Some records

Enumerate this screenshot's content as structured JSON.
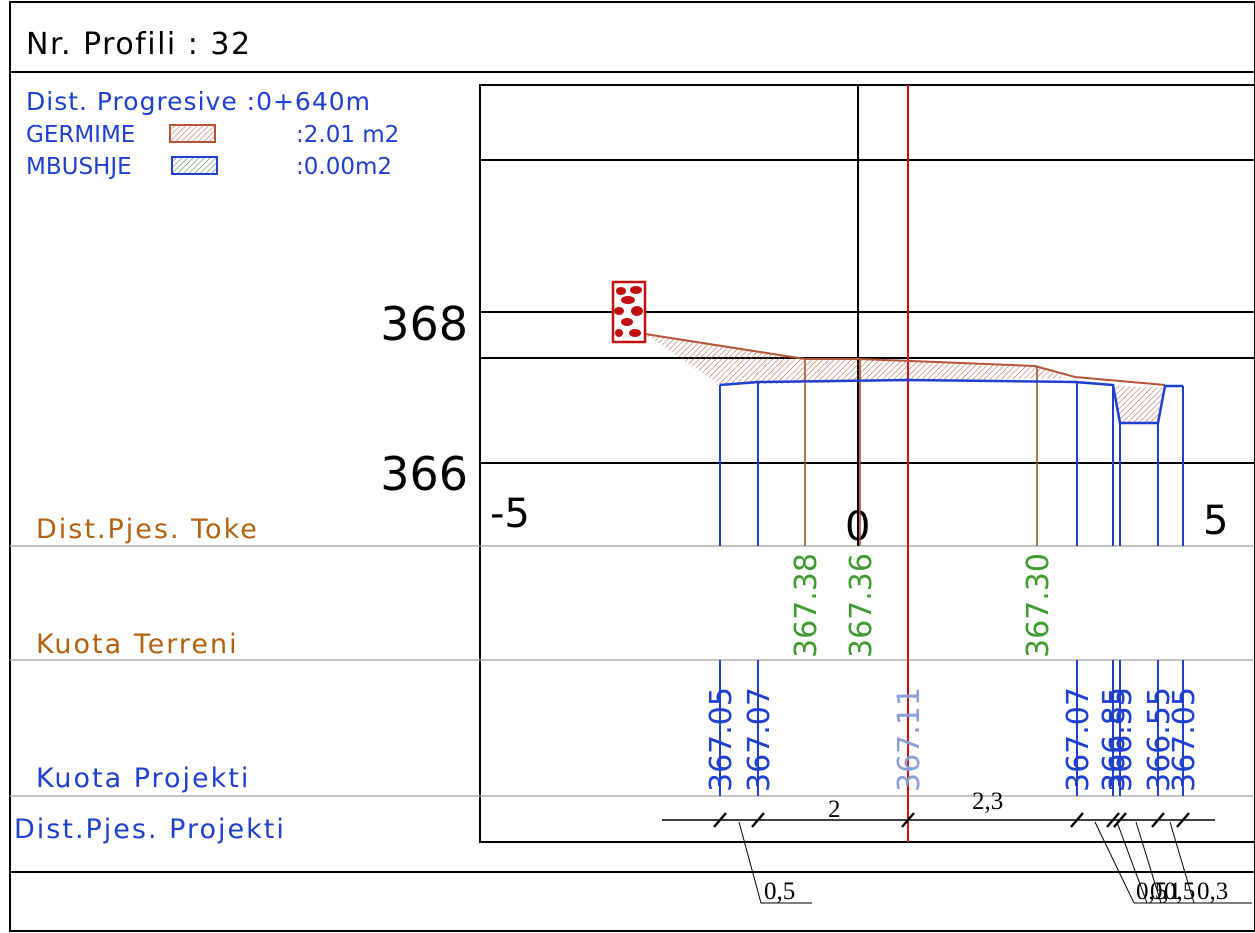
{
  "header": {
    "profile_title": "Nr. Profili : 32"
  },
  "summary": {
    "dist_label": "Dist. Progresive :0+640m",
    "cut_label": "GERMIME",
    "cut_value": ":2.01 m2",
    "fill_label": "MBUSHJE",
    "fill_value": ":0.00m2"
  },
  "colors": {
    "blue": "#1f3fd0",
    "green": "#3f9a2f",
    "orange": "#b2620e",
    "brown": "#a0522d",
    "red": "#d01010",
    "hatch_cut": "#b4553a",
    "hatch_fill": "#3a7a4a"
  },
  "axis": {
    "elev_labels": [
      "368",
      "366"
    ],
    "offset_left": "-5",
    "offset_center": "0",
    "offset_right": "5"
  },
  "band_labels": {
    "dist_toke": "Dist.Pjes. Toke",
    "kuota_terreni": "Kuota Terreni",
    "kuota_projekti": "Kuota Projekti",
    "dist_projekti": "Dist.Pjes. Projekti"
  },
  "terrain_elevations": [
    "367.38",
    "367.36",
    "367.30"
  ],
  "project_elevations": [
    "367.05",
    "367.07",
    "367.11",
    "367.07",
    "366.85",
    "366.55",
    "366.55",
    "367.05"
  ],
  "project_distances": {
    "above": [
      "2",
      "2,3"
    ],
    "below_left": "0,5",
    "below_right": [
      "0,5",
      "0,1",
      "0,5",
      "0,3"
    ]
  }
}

◆ Exercise details ◆
Retype the listing exactly. Pictures do not belong in the copy.

◆ Solved problem ◆
Enumerate this screenshot's content as structured JSON.
{
  "header": {
    "profile_title": "Nr. Profili : 32"
  },
  "summary": {
    "dist_label": "Dist. Progresive :0+640m",
    "cut_label": "GERMIME",
    "cut_value": ":2.01 m2",
    "fill_label": "MBUSHJE",
    "fill_value": ":0.00m2"
  },
  "colors": {
    "blue": "#1f3fd0",
    "green": "#3f9a2f",
    "orange": "#b2620e",
    "brown": "#a0522d",
    "red": "#d01010",
    "hatch_cut": "#b4553a",
    "hatch_fill": "#3a7a4a"
  },
  "axis": {
    "elev_labels": [
      "368",
      "366"
    ],
    "offset_left": "-5",
    "offset_center": "0",
    "offset_right": "5"
  },
  "band_labels": {
    "dist_toke": "Dist.Pjes. Toke",
    "kuota_terreni": "Kuota Terreni",
    "kuota_projekti": "Kuota Projekti",
    "dist_projekti": "Dist.Pjes. Projekti"
  },
  "terrain_elevations": [
    "367.38",
    "367.36",
    "367.30"
  ],
  "project_elevations": [
    "367.05",
    "367.07",
    "367.11",
    "367.07",
    "366.85",
    "366.55",
    "366.55",
    "367.05"
  ],
  "project_distances": {
    "above": [
      "2",
      "2,3"
    ],
    "below_left": "0,5",
    "below_right": [
      "0,5",
      "0,1",
      "0,5",
      "0,3"
    ]
  }
}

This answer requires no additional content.